__Work to complete__
Search the data below for the string "misoperation". Extract every line that contains it.
* start Material provided *
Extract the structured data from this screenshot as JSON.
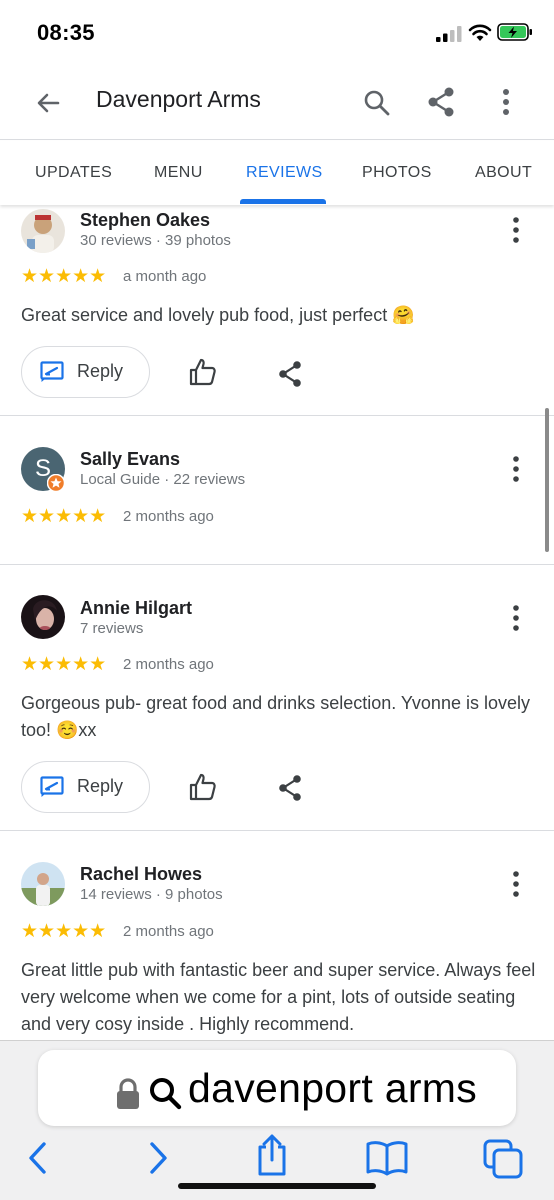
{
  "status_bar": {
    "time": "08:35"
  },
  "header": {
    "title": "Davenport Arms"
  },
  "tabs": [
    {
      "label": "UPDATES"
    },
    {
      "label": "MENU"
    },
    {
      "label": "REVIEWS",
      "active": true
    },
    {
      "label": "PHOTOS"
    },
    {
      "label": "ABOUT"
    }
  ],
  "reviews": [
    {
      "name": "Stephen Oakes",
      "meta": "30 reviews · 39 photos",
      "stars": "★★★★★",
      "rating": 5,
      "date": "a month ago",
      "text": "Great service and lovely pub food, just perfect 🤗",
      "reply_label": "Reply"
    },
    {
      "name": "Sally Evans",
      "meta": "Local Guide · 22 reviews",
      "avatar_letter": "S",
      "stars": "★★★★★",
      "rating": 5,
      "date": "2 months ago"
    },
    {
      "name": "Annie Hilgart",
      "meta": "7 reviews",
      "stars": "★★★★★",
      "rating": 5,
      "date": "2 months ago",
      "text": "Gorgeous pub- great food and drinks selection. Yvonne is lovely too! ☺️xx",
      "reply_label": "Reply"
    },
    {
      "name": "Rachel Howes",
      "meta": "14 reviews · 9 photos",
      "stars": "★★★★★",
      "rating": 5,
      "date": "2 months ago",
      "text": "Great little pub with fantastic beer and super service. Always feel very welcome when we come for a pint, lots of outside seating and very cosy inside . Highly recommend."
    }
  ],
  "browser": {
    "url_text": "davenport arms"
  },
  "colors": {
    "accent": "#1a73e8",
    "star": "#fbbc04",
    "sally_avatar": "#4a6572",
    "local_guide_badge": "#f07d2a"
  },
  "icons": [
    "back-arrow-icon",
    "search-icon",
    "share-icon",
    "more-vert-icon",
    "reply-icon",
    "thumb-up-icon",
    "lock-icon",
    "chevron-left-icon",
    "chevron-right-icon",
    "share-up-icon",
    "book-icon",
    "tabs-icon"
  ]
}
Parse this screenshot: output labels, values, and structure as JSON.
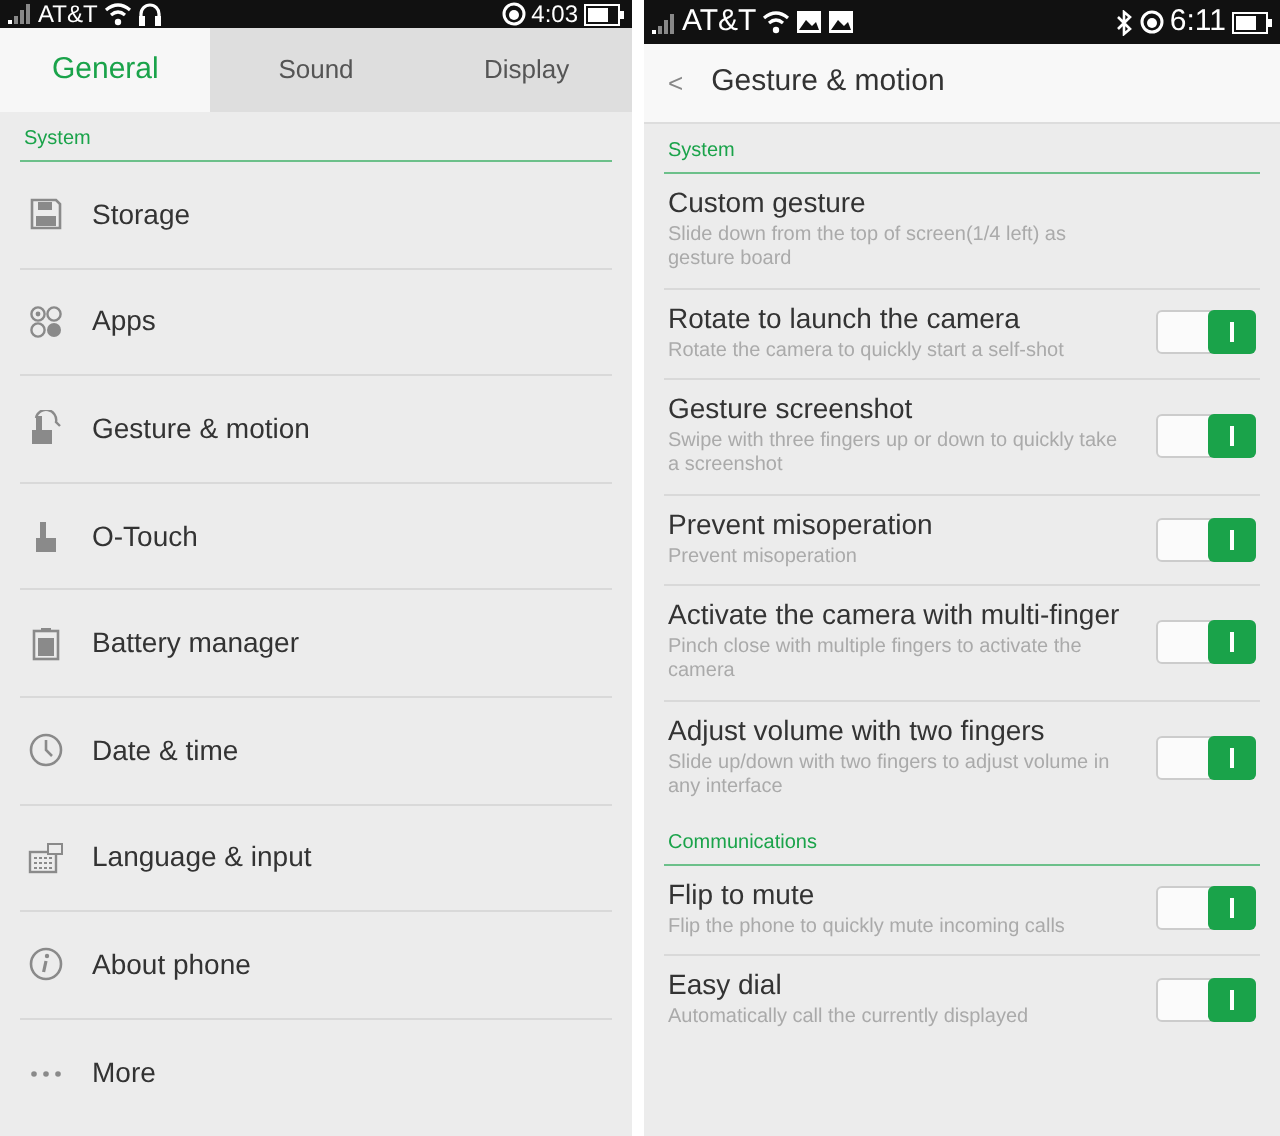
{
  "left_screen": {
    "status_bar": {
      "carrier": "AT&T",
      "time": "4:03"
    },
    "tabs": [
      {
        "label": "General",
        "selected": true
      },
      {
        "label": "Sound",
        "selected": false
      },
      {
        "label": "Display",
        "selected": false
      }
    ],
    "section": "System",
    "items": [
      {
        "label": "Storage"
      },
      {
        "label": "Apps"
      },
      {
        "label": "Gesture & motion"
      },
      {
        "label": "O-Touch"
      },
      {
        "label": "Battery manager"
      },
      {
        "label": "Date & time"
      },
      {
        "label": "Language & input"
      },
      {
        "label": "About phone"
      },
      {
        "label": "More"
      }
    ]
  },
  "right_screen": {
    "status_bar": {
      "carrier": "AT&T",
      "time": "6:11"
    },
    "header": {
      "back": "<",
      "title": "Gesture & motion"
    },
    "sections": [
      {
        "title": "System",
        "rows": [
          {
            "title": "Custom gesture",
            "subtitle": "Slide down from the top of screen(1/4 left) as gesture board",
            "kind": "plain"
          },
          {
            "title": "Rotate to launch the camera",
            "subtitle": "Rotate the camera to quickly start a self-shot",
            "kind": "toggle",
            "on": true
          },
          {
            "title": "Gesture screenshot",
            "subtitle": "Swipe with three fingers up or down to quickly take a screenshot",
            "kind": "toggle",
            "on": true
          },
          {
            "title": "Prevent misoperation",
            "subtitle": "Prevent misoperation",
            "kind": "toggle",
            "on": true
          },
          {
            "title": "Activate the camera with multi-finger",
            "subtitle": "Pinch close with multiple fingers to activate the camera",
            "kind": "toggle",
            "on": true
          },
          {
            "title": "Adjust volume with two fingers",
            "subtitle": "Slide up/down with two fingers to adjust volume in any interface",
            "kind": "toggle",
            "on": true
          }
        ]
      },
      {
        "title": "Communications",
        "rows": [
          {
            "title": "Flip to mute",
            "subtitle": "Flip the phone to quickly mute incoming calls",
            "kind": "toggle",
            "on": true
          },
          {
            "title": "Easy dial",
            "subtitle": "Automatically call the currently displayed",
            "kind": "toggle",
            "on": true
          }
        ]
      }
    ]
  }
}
* end Material provided *
* start Material provided *
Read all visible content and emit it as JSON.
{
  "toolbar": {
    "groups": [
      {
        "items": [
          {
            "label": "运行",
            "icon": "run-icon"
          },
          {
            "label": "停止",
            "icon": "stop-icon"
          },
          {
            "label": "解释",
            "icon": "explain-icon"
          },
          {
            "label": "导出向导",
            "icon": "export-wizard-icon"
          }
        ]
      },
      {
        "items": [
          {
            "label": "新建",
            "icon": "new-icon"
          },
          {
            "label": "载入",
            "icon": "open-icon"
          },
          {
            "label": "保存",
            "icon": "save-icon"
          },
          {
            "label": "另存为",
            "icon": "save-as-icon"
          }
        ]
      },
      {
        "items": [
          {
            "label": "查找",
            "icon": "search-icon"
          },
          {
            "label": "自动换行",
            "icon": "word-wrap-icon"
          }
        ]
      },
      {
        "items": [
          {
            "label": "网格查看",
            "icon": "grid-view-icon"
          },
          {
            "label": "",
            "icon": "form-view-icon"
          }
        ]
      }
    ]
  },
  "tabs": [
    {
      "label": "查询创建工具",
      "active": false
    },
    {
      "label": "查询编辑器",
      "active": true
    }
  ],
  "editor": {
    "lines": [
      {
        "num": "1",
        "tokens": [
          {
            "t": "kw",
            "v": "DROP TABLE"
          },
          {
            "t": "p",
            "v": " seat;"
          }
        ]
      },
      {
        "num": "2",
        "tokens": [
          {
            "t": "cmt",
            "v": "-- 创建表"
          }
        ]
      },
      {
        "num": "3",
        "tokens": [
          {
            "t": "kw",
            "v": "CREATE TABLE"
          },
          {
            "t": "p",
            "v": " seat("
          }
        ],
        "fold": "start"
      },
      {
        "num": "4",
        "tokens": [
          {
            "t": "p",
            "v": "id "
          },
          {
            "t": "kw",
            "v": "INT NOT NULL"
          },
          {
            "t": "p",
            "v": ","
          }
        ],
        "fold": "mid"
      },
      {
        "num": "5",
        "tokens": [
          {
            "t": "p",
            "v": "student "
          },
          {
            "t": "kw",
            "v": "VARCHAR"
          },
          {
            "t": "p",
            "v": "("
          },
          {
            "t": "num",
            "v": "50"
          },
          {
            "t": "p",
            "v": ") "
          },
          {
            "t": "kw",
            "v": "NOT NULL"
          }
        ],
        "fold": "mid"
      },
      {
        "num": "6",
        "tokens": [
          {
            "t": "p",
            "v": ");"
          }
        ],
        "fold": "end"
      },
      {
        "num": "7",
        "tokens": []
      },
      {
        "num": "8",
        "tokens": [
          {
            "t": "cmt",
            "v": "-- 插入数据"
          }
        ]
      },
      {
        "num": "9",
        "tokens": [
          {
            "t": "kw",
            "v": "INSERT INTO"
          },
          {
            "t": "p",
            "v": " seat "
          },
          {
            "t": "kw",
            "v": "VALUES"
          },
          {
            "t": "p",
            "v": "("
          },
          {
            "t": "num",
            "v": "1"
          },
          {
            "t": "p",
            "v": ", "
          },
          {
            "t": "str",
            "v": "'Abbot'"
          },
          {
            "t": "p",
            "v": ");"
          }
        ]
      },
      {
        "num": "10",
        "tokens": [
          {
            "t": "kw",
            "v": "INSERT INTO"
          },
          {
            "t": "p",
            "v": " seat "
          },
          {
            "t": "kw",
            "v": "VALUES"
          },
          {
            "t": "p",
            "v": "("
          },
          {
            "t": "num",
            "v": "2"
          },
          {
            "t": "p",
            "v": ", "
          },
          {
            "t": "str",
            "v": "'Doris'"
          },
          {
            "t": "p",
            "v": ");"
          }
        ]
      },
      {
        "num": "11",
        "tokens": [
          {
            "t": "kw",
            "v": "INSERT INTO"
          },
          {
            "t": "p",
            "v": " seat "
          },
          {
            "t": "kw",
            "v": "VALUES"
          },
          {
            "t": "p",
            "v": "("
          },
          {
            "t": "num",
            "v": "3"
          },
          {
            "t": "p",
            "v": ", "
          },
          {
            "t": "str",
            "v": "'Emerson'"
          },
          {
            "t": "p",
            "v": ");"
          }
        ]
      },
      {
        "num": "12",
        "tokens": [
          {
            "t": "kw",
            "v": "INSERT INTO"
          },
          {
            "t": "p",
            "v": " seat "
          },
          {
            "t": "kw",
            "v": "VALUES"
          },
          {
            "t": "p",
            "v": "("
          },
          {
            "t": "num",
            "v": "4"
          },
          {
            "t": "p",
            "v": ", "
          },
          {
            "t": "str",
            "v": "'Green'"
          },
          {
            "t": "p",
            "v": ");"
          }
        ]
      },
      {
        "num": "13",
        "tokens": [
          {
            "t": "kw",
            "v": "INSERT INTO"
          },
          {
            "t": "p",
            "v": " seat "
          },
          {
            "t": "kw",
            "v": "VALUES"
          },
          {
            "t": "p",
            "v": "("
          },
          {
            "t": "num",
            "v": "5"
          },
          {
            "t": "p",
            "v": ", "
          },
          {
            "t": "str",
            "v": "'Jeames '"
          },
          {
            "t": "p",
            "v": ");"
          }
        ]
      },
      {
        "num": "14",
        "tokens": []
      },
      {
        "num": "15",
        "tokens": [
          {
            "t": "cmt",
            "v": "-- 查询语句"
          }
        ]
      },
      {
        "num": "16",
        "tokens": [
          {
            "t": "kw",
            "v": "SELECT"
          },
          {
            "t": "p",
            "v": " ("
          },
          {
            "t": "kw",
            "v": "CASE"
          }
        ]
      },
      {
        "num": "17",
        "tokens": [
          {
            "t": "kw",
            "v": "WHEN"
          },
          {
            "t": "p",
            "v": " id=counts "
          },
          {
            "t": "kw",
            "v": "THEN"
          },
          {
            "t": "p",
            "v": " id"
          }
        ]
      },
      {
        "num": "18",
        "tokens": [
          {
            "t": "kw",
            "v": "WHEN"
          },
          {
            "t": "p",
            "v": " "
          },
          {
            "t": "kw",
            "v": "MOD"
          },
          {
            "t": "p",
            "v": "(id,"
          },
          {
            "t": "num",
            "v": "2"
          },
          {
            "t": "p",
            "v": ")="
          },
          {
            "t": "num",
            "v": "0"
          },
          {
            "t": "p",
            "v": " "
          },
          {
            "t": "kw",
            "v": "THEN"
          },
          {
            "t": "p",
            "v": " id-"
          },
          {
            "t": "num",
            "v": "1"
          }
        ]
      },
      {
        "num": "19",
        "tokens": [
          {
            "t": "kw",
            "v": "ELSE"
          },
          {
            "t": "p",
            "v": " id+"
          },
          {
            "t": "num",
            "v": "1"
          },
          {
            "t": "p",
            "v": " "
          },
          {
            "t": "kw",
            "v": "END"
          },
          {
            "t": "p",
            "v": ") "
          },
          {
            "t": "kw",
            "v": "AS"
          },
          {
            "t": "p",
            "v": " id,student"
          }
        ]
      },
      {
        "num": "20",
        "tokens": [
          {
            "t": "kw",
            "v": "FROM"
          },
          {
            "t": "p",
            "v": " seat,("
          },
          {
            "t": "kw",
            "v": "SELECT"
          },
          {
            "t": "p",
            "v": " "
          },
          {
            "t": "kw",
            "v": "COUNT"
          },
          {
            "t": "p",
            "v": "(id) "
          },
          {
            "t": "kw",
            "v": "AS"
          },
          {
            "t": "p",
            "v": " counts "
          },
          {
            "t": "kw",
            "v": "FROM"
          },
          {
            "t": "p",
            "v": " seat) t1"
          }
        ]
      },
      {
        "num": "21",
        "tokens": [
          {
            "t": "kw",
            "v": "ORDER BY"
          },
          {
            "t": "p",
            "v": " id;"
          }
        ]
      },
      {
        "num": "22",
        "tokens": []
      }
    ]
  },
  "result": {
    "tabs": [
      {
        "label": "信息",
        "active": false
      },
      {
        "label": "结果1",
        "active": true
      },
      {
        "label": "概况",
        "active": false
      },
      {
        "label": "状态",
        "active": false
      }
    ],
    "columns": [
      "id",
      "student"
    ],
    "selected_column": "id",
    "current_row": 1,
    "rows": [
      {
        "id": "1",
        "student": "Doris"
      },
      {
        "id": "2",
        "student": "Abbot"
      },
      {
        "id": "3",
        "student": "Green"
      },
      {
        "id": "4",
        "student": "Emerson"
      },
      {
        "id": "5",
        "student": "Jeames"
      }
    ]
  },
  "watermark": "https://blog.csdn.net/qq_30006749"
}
* end Material provided *
__Task output__
            "title": "Prevent misoperation",
            "subtitle": "Prevent misoperation",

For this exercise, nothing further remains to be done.